__The task__. Below are some records. Say how many of their lines include the string "name", giving only the number.

─── Given records ───

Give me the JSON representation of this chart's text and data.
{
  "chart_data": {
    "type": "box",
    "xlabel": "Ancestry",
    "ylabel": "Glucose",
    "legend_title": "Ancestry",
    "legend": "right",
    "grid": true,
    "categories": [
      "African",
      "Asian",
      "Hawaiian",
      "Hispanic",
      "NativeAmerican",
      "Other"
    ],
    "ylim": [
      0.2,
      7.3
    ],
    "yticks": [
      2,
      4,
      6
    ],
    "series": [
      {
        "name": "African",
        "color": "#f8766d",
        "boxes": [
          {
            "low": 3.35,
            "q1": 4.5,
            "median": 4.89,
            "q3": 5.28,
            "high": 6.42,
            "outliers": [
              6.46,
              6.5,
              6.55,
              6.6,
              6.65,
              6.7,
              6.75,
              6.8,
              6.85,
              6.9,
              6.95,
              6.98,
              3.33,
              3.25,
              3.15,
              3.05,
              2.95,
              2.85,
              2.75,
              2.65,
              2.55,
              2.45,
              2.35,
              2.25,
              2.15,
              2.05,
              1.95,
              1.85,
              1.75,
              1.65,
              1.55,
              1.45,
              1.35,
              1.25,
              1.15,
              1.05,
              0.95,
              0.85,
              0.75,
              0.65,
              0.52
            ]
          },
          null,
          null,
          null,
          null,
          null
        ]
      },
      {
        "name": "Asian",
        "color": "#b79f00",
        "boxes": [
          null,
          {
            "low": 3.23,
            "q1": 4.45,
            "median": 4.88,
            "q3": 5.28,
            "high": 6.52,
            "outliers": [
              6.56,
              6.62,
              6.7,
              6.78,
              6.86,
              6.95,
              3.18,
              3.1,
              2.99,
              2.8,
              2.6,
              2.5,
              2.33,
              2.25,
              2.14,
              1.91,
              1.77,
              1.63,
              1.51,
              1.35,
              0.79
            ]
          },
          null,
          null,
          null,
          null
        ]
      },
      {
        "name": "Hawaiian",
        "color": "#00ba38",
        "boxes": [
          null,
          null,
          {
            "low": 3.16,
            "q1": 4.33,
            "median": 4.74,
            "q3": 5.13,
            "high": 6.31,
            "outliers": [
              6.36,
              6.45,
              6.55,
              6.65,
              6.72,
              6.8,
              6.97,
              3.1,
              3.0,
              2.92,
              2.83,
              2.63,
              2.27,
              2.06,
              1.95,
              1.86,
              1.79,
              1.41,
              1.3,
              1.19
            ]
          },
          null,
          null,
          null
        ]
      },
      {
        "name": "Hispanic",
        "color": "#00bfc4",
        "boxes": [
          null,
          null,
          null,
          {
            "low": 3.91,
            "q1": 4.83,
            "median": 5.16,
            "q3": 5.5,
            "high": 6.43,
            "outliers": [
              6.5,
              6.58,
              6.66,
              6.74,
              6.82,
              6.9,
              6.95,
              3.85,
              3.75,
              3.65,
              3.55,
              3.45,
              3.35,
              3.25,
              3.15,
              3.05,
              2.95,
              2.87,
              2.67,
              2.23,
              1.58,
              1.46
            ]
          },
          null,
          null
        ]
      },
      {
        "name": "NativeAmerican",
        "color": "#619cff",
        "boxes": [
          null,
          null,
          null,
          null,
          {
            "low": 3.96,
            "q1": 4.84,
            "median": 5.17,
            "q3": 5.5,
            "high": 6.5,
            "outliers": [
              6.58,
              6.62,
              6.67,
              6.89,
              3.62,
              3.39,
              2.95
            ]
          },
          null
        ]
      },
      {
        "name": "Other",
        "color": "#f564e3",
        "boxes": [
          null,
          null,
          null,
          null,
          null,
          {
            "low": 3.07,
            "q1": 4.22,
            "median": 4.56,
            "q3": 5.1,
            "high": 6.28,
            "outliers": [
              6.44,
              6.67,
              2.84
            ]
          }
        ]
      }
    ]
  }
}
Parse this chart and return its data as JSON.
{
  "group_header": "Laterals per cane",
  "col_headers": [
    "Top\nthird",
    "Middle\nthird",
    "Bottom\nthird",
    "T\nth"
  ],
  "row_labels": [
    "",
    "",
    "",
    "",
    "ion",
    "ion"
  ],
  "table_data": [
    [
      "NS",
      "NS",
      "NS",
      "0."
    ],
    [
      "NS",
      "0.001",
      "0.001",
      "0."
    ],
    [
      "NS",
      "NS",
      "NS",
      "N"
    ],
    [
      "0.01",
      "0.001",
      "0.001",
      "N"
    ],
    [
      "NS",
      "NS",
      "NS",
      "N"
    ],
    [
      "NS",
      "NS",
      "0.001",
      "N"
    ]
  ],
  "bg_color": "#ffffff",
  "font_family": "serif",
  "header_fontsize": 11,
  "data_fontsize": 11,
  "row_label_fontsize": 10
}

───

__Task solution__. 6